Set task:
Retype each record below word for word. Leave the pictures out.

Input for this task:

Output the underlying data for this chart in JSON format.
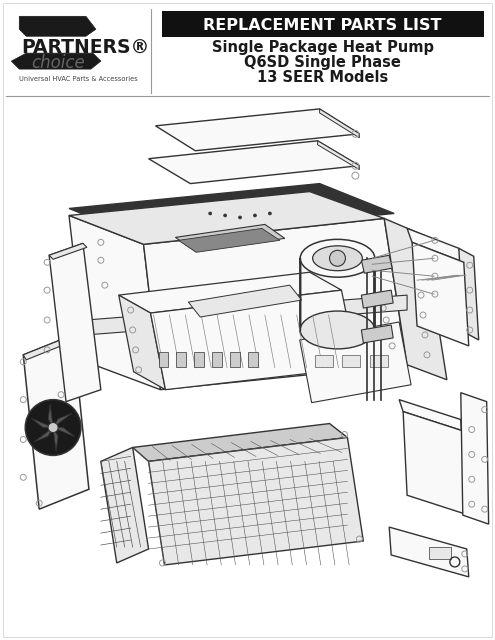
{
  "title_box_text": "REPLACEMENT PARTS LIST",
  "subtitle_line1": "Single Package Heat Pump",
  "subtitle_line2": "Q6SD Single Phase",
  "subtitle_line3": "13 SEER Models",
  "logo_text_partners": "PARTNERS",
  "logo_text_choice": "choice",
  "logo_subtext": "Universal HVAC Parts & Accessories",
  "bg_color": "#ffffff",
  "title_box_bg": "#111111",
  "title_box_fg": "#ffffff",
  "fig_width": 4.95,
  "fig_height": 6.4,
  "dpi": 100,
  "diagram_fill": "#f8f8f8",
  "diagram_fill2": "#f0f0f0",
  "diagram_edge": "#222222",
  "dark_fill": "#333333",
  "mid_fill": "#aaaaaa"
}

Written answer:
Output the underlying data for this chart in JSON format.
{
  "title_box_text": "REPLACEMENT PARTS LIST",
  "subtitle_line1": "Single Package Heat Pump",
  "subtitle_line2": "Q6SD Single Phase",
  "subtitle_line3": "13 SEER Models",
  "logo_text_partners": "PARTNERS",
  "logo_text_choice": "choice",
  "logo_subtext": "Universal HVAC Parts & Accessories",
  "bg_color": "#ffffff",
  "title_box_bg": "#111111",
  "title_box_fg": "#ffffff",
  "fig_width": 4.95,
  "fig_height": 6.4,
  "dpi": 100,
  "diagram_fill": "#f8f8f8",
  "diagram_fill2": "#f0f0f0",
  "diagram_edge": "#222222",
  "dark_fill": "#333333",
  "mid_fill": "#aaaaaa"
}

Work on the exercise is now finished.